__What you have to do__. Copy out every one of the lines below word for word, leaving out the pictures.

>> start Data shown

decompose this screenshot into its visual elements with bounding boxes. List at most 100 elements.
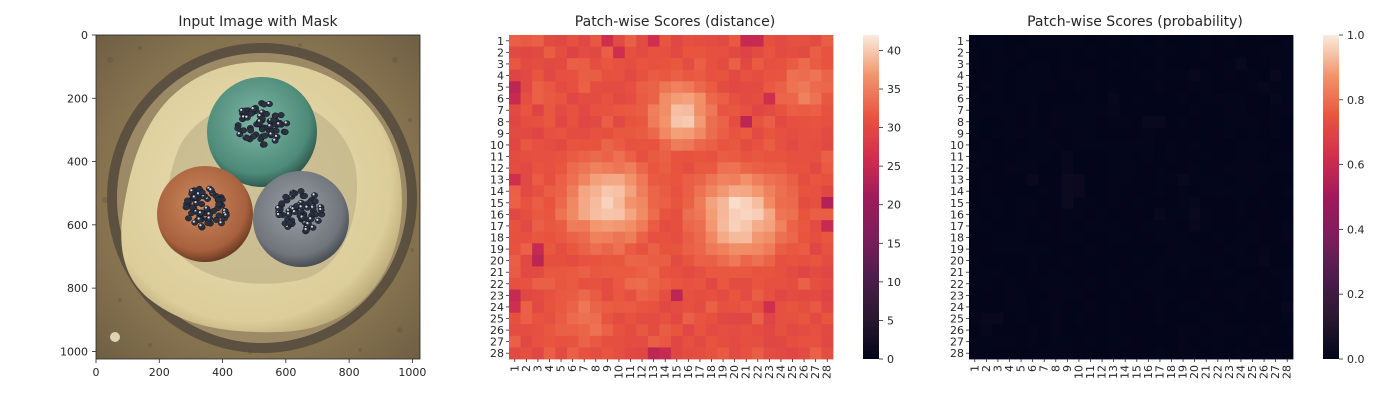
cell-r18-c15 <box>671 231 683 244</box>
cell-r15-c17 <box>694 197 707 209</box>
cell-r23-c16 <box>1142 289 1155 302</box>
cell-r25-c3 <box>992 312 1005 325</box>
image-frame <box>95 34 421 360</box>
cell-r18-c23 <box>763 231 776 244</box>
strand <box>243 114 251 121</box>
cell-r9-c22 <box>752 127 764 140</box>
cell-r5-c18 <box>1165 81 1178 94</box>
cell-r21-c23 <box>763 266 776 279</box>
cell-r15-c8 <box>590 197 602 209</box>
cell-r10-c2 <box>520 139 533 152</box>
cell-r24-c4 <box>543 301 556 314</box>
cell-r25-c11 <box>1084 312 1097 325</box>
cell-r24-c22 <box>752 301 764 314</box>
cell-r21-c13 <box>647 266 660 279</box>
cell-r15-c7 <box>578 197 591 209</box>
strand-highlight <box>190 189 193 192</box>
cell-r2-c23 <box>1223 46 1236 59</box>
row-tick-label: 28 <box>950 347 964 360</box>
cell-r23-c9 <box>601 289 614 302</box>
cell-r23-c19 <box>1177 289 1190 302</box>
cell-r2-c26 <box>798 46 811 59</box>
cell-r14-c11 <box>624 185 637 198</box>
cell-r5-c23 <box>1223 81 1236 94</box>
cell-r28-c13 <box>647 347 660 360</box>
cell-r16-c6 <box>566 208 579 221</box>
cell-r3-c8 <box>590 58 602 71</box>
cell-r1-c12 <box>1096 35 1109 47</box>
cell-r9-c19 <box>717 127 730 140</box>
cell-r6-c12 <box>1096 92 1109 105</box>
colorbar-tick-label: 25 <box>887 160 901 173</box>
cell-r14-c22 <box>1212 185 1224 198</box>
cell-r25-c7 <box>1038 312 1051 325</box>
row-tick-label: 3 <box>957 58 964 71</box>
cell-r19-c1 <box>969 243 981 256</box>
cell-r1-c12 <box>636 35 649 47</box>
cell-r20-c4 <box>1003 254 1016 267</box>
cell-r7-c6 <box>566 104 579 117</box>
cell-r9-c26 <box>798 127 811 140</box>
cell-r13-c15 <box>671 173 683 186</box>
cell-r2-c27 <box>809 46 822 59</box>
cell-r10-c21 <box>1200 139 1213 152</box>
cell-r18-c10 <box>613 231 626 244</box>
cell-r13-c4 <box>1003 173 1016 186</box>
cell-r10-c6 <box>566 139 579 152</box>
cell-r27-c26 <box>798 335 811 348</box>
cell-r25-c23 <box>1223 312 1236 325</box>
cell-r13-c27 <box>809 173 822 186</box>
cell-r23-c24 <box>775 289 788 302</box>
colorbar-tick-label: 15 <box>887 237 901 250</box>
cell-r7-c20 <box>728 104 741 117</box>
strand-highlight <box>273 138 276 141</box>
cell-r6-c19 <box>1177 92 1190 105</box>
cell-r18-c8 <box>1050 231 1062 244</box>
cell-r2-c27 <box>1269 46 1282 59</box>
cell-r17-c27 <box>809 220 822 233</box>
cell-r28-c24 <box>1235 347 1248 360</box>
panel1-title: Input Image with Mask <box>178 14 338 30</box>
cell-r9-c13 <box>1107 127 1120 140</box>
cell-r9-c7 <box>1038 127 1051 140</box>
cell-r18-c12 <box>1096 231 1109 244</box>
cell-r20-c14 <box>1119 254 1132 267</box>
cell-r1-c9 <box>1061 35 1074 47</box>
cell-r28-c16 <box>682 347 695 360</box>
cell-r2-c17 <box>694 46 707 59</box>
cell-r21-c25 <box>1246 266 1259 279</box>
cell-r10-c1 <box>969 139 981 152</box>
cell-r8-c10 <box>1073 116 1086 128</box>
cell-r8-c26 <box>1258 116 1271 128</box>
cell-r6-c17 <box>1154 92 1167 105</box>
cell-r3-c16 <box>1142 58 1155 71</box>
cell-r5-c24 <box>1235 81 1248 94</box>
cell-r23-c20 <box>728 289 741 302</box>
cell-r5-c22 <box>752 81 764 94</box>
cell-r5-c26 <box>798 81 811 94</box>
cell-r23-c7 <box>1038 289 1051 302</box>
cell-r24-c27 <box>1269 301 1282 314</box>
cell-r23-c11 <box>1084 289 1097 302</box>
cell-r10-c10 <box>1073 139 1086 152</box>
cell-r27-c21 <box>740 335 753 348</box>
cell-r19-c11 <box>624 243 637 256</box>
cell-r8-c13 <box>647 116 660 128</box>
cell-r23-c27 <box>1269 289 1282 302</box>
cell-r27-c12 <box>636 335 649 348</box>
cell-r27-c8 <box>590 335 602 348</box>
cell-r18-c21 <box>1200 231 1213 244</box>
cell-r20-c15 <box>1131 254 1143 267</box>
cell-r13-c21 <box>1200 173 1213 186</box>
cell-r28-c3 <box>992 347 1005 360</box>
cell-r21-c2 <box>980 266 993 279</box>
cell-r26-c2 <box>520 324 533 337</box>
cell-r27-c8 <box>1050 335 1062 348</box>
cell-r2-c4 <box>543 46 556 59</box>
cell-r17-c8 <box>590 220 602 233</box>
cell-r26-c5 <box>555 324 568 337</box>
cell-r20-c15 <box>671 254 683 267</box>
cell-r16-c1 <box>509 208 521 221</box>
col-tick-label: 28 <box>821 365 834 379</box>
cell-r14-c11 <box>1084 185 1097 198</box>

>> end Data shown

__Answer for this exercise__.
decompose this screenshot into its visual elements with bounding boxes. List at most 100 elements.
cell-r18-c15 <box>671 231 683 244</box>
cell-r15-c17 <box>694 197 707 209</box>
cell-r23-c16 <box>1142 289 1155 302</box>
cell-r25-c3 <box>992 312 1005 325</box>
image-frame <box>95 34 421 360</box>
cell-r18-c23 <box>763 231 776 244</box>
strand <box>243 114 251 121</box>
cell-r9-c22 <box>752 127 764 140</box>
cell-r5-c18 <box>1165 81 1178 94</box>
cell-r21-c23 <box>763 266 776 279</box>
cell-r15-c8 <box>590 197 602 209</box>
cell-r10-c2 <box>520 139 533 152</box>
cell-r24-c4 <box>543 301 556 314</box>
cell-r25-c11 <box>1084 312 1097 325</box>
cell-r24-c22 <box>752 301 764 314</box>
cell-r21-c13 <box>647 266 660 279</box>
cell-r15-c7 <box>578 197 591 209</box>
strand-highlight <box>190 189 193 192</box>
cell-r2-c23 <box>1223 46 1236 59</box>
row-tick-label: 28 <box>950 347 964 360</box>
cell-r23-c9 <box>601 289 614 302</box>
cell-r23-c19 <box>1177 289 1190 302</box>
cell-r2-c26 <box>798 46 811 59</box>
cell-r14-c11 <box>624 185 637 198</box>
cell-r5-c23 <box>1223 81 1236 94</box>
cell-r28-c13 <box>647 347 660 360</box>
cell-r16-c6 <box>566 208 579 221</box>
cell-r3-c8 <box>590 58 602 71</box>
cell-r1-c12 <box>1096 35 1109 47</box>
cell-r9-c19 <box>717 127 730 140</box>
cell-r6-c12 <box>1096 92 1109 105</box>
colorbar-tick-label: 25 <box>887 160 901 173</box>
cell-r14-c22 <box>1212 185 1224 198</box>
cell-r25-c7 <box>1038 312 1051 325</box>
row-tick-label: 3 <box>957 58 964 71</box>
cell-r19-c1 <box>969 243 981 256</box>
cell-r1-c12 <box>636 35 649 47</box>
cell-r20-c4 <box>1003 254 1016 267</box>
cell-r7-c6 <box>566 104 579 117</box>
cell-r9-c26 <box>798 127 811 140</box>
cell-r13-c15 <box>671 173 683 186</box>
cell-r2-c27 <box>809 46 822 59</box>
cell-r10-c21 <box>1200 139 1213 152</box>
cell-r18-c10 <box>613 231 626 244</box>
cell-r13-c4 <box>1003 173 1016 186</box>
cell-r10-c6 <box>566 139 579 152</box>
cell-r27-c26 <box>798 335 811 348</box>
cell-r25-c23 <box>1223 312 1236 325</box>
cell-r13-c27 <box>809 173 822 186</box>
cell-r23-c24 <box>775 289 788 302</box>
colorbar-tick-label: 15 <box>887 237 901 250</box>
cell-r7-c20 <box>728 104 741 117</box>
strand-highlight <box>273 138 276 141</box>
cell-r6-c19 <box>1177 92 1190 105</box>
cell-r18-c8 <box>1050 231 1062 244</box>
cell-r2-c27 <box>1269 46 1282 59</box>
cell-r17-c27 <box>809 220 822 233</box>
cell-r28-c24 <box>1235 347 1248 360</box>
panel1-title: Input Image with Mask <box>178 14 338 30</box>
cell-r9-c13 <box>1107 127 1120 140</box>
cell-r9-c7 <box>1038 127 1051 140</box>
cell-r18-c12 <box>1096 231 1109 244</box>
cell-r20-c14 <box>1119 254 1132 267</box>
cell-r1-c9 <box>1061 35 1074 47</box>
cell-r28-c16 <box>682 347 695 360</box>
cell-r2-c17 <box>694 46 707 59</box>
cell-r21-c25 <box>1246 266 1259 279</box>
cell-r10-c1 <box>969 139 981 152</box>
cell-r8-c10 <box>1073 116 1086 128</box>
cell-r8-c26 <box>1258 116 1271 128</box>
cell-r6-c17 <box>1154 92 1167 105</box>
cell-r3-c16 <box>1142 58 1155 71</box>
cell-r5-c24 <box>1235 81 1248 94</box>
cell-r23-c20 <box>728 289 741 302</box>
cell-r5-c22 <box>752 81 764 94</box>
cell-r5-c26 <box>798 81 811 94</box>
cell-r23-c7 <box>1038 289 1051 302</box>
cell-r24-c27 <box>1269 301 1282 314</box>
cell-r23-c11 <box>1084 289 1097 302</box>
cell-r10-c10 <box>1073 139 1086 152</box>
cell-r27-c21 <box>740 335 753 348</box>
cell-r19-c11 <box>624 243 637 256</box>
cell-r8-c13 <box>647 116 660 128</box>
cell-r23-c27 <box>1269 289 1282 302</box>
cell-r27-c12 <box>636 335 649 348</box>
cell-r27-c8 <box>590 335 602 348</box>
cell-r18-c21 <box>1200 231 1213 244</box>
cell-r20-c15 <box>1131 254 1143 267</box>
cell-r13-c21 <box>1200 173 1213 186</box>
cell-r28-c3 <box>992 347 1005 360</box>
cell-r21-c2 <box>980 266 993 279</box>
cell-r26-c2 <box>520 324 533 337</box>
cell-r27-c8 <box>1050 335 1062 348</box>
cell-r2-c4 <box>543 46 556 59</box>
cell-r17-c8 <box>590 220 602 233</box>
cell-r26-c5 <box>555 324 568 337</box>
cell-r20-c15 <box>671 254 683 267</box>
cell-r16-c1 <box>509 208 521 221</box>
col-tick-label: 28 <box>821 365 834 379</box>
cell-r14-c11 <box>1084 185 1097 198</box>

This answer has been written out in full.